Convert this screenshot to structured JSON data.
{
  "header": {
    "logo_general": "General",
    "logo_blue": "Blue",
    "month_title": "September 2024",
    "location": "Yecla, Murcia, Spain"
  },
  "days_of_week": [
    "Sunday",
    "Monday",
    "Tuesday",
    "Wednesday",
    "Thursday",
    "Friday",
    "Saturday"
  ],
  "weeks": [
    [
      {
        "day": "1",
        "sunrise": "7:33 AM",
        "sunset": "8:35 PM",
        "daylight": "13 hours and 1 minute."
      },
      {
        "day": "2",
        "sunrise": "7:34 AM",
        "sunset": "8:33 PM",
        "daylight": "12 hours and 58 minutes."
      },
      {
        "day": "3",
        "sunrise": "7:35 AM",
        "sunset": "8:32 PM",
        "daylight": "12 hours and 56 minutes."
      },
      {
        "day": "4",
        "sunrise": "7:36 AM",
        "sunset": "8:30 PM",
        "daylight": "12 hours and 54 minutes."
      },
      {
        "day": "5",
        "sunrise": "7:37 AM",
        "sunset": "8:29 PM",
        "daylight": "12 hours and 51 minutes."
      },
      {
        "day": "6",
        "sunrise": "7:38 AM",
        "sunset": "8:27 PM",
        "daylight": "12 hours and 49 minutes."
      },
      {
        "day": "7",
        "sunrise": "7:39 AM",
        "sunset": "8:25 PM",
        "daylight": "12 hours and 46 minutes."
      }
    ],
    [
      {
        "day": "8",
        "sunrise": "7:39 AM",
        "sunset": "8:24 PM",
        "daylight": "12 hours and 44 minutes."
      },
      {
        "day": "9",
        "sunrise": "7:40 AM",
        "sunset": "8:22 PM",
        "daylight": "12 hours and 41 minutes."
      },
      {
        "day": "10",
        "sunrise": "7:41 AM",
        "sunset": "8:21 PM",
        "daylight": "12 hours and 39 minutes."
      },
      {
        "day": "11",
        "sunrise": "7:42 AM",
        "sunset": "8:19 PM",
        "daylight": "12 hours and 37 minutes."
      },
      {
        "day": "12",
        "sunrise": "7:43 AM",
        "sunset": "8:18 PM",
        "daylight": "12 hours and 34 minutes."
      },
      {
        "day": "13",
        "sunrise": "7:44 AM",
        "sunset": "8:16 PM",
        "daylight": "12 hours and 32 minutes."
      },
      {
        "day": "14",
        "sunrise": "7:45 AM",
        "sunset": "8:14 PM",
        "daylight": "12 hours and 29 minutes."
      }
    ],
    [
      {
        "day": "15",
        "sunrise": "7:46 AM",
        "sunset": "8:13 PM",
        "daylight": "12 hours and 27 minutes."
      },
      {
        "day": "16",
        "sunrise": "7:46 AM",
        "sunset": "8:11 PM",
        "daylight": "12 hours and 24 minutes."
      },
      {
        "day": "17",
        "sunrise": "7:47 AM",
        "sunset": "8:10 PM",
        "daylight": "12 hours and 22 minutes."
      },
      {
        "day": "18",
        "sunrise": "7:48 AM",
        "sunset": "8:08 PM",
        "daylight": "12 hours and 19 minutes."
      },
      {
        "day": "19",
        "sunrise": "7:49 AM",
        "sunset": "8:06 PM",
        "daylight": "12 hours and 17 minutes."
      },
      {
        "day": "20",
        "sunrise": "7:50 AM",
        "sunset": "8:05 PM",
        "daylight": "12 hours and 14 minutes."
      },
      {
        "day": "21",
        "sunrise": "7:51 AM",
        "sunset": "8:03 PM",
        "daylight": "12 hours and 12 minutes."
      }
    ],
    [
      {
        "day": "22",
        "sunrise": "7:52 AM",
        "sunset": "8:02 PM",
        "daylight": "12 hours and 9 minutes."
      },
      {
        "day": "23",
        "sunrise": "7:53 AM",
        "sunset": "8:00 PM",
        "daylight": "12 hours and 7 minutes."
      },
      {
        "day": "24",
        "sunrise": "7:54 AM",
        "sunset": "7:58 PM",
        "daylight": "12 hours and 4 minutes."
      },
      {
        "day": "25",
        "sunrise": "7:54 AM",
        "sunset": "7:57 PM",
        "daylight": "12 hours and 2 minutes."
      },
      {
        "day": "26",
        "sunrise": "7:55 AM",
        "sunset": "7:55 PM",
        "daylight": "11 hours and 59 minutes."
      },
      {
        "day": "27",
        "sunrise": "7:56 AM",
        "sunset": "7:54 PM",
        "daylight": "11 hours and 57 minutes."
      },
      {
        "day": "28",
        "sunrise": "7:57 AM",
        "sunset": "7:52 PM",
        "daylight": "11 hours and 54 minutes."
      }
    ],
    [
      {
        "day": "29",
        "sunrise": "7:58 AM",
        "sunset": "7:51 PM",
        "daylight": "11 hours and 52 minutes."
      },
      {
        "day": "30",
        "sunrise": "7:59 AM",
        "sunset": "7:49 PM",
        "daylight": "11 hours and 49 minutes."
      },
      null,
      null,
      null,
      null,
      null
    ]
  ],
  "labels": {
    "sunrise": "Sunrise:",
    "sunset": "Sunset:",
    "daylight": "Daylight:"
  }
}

____________________

### DIRECTIONS FOR THIS TASK
Reproduce each record exactly as it appears.

### ANSWER TO THE TASK
Convert this screenshot to structured JSON data.
{
  "header": {
    "logo_general": "General",
    "logo_blue": "Blue",
    "month_title": "September 2024",
    "location": "Yecla, Murcia, Spain"
  },
  "days_of_week": [
    "Sunday",
    "Monday",
    "Tuesday",
    "Wednesday",
    "Thursday",
    "Friday",
    "Saturday"
  ],
  "weeks": [
    [
      {
        "day": "1",
        "sunrise": "7:33 AM",
        "sunset": "8:35 PM",
        "daylight": "13 hours and 1 minute."
      },
      {
        "day": "2",
        "sunrise": "7:34 AM",
        "sunset": "8:33 PM",
        "daylight": "12 hours and 58 minutes."
      },
      {
        "day": "3",
        "sunrise": "7:35 AM",
        "sunset": "8:32 PM",
        "daylight": "12 hours and 56 minutes."
      },
      {
        "day": "4",
        "sunrise": "7:36 AM",
        "sunset": "8:30 PM",
        "daylight": "12 hours and 54 minutes."
      },
      {
        "day": "5",
        "sunrise": "7:37 AM",
        "sunset": "8:29 PM",
        "daylight": "12 hours and 51 minutes."
      },
      {
        "day": "6",
        "sunrise": "7:38 AM",
        "sunset": "8:27 PM",
        "daylight": "12 hours and 49 minutes."
      },
      {
        "day": "7",
        "sunrise": "7:39 AM",
        "sunset": "8:25 PM",
        "daylight": "12 hours and 46 minutes."
      }
    ],
    [
      {
        "day": "8",
        "sunrise": "7:39 AM",
        "sunset": "8:24 PM",
        "daylight": "12 hours and 44 minutes."
      },
      {
        "day": "9",
        "sunrise": "7:40 AM",
        "sunset": "8:22 PM",
        "daylight": "12 hours and 41 minutes."
      },
      {
        "day": "10",
        "sunrise": "7:41 AM",
        "sunset": "8:21 PM",
        "daylight": "12 hours and 39 minutes."
      },
      {
        "day": "11",
        "sunrise": "7:42 AM",
        "sunset": "8:19 PM",
        "daylight": "12 hours and 37 minutes."
      },
      {
        "day": "12",
        "sunrise": "7:43 AM",
        "sunset": "8:18 PM",
        "daylight": "12 hours and 34 minutes."
      },
      {
        "day": "13",
        "sunrise": "7:44 AM",
        "sunset": "8:16 PM",
        "daylight": "12 hours and 32 minutes."
      },
      {
        "day": "14",
        "sunrise": "7:45 AM",
        "sunset": "8:14 PM",
        "daylight": "12 hours and 29 minutes."
      }
    ],
    [
      {
        "day": "15",
        "sunrise": "7:46 AM",
        "sunset": "8:13 PM",
        "daylight": "12 hours and 27 minutes."
      },
      {
        "day": "16",
        "sunrise": "7:46 AM",
        "sunset": "8:11 PM",
        "daylight": "12 hours and 24 minutes."
      },
      {
        "day": "17",
        "sunrise": "7:47 AM",
        "sunset": "8:10 PM",
        "daylight": "12 hours and 22 minutes."
      },
      {
        "day": "18",
        "sunrise": "7:48 AM",
        "sunset": "8:08 PM",
        "daylight": "12 hours and 19 minutes."
      },
      {
        "day": "19",
        "sunrise": "7:49 AM",
        "sunset": "8:06 PM",
        "daylight": "12 hours and 17 minutes."
      },
      {
        "day": "20",
        "sunrise": "7:50 AM",
        "sunset": "8:05 PM",
        "daylight": "12 hours and 14 minutes."
      },
      {
        "day": "21",
        "sunrise": "7:51 AM",
        "sunset": "8:03 PM",
        "daylight": "12 hours and 12 minutes."
      }
    ],
    [
      {
        "day": "22",
        "sunrise": "7:52 AM",
        "sunset": "8:02 PM",
        "daylight": "12 hours and 9 minutes."
      },
      {
        "day": "23",
        "sunrise": "7:53 AM",
        "sunset": "8:00 PM",
        "daylight": "12 hours and 7 minutes."
      },
      {
        "day": "24",
        "sunrise": "7:54 AM",
        "sunset": "7:58 PM",
        "daylight": "12 hours and 4 minutes."
      },
      {
        "day": "25",
        "sunrise": "7:54 AM",
        "sunset": "7:57 PM",
        "daylight": "12 hours and 2 minutes."
      },
      {
        "day": "26",
        "sunrise": "7:55 AM",
        "sunset": "7:55 PM",
        "daylight": "11 hours and 59 minutes."
      },
      {
        "day": "27",
        "sunrise": "7:56 AM",
        "sunset": "7:54 PM",
        "daylight": "11 hours and 57 minutes."
      },
      {
        "day": "28",
        "sunrise": "7:57 AM",
        "sunset": "7:52 PM",
        "daylight": "11 hours and 54 minutes."
      }
    ],
    [
      {
        "day": "29",
        "sunrise": "7:58 AM",
        "sunset": "7:51 PM",
        "daylight": "11 hours and 52 minutes."
      },
      {
        "day": "30",
        "sunrise": "7:59 AM",
        "sunset": "7:49 PM",
        "daylight": "11 hours and 49 minutes."
      },
      null,
      null,
      null,
      null,
      null
    ]
  ],
  "labels": {
    "sunrise": "Sunrise:",
    "sunset": "Sunset:",
    "daylight": "Daylight:"
  }
}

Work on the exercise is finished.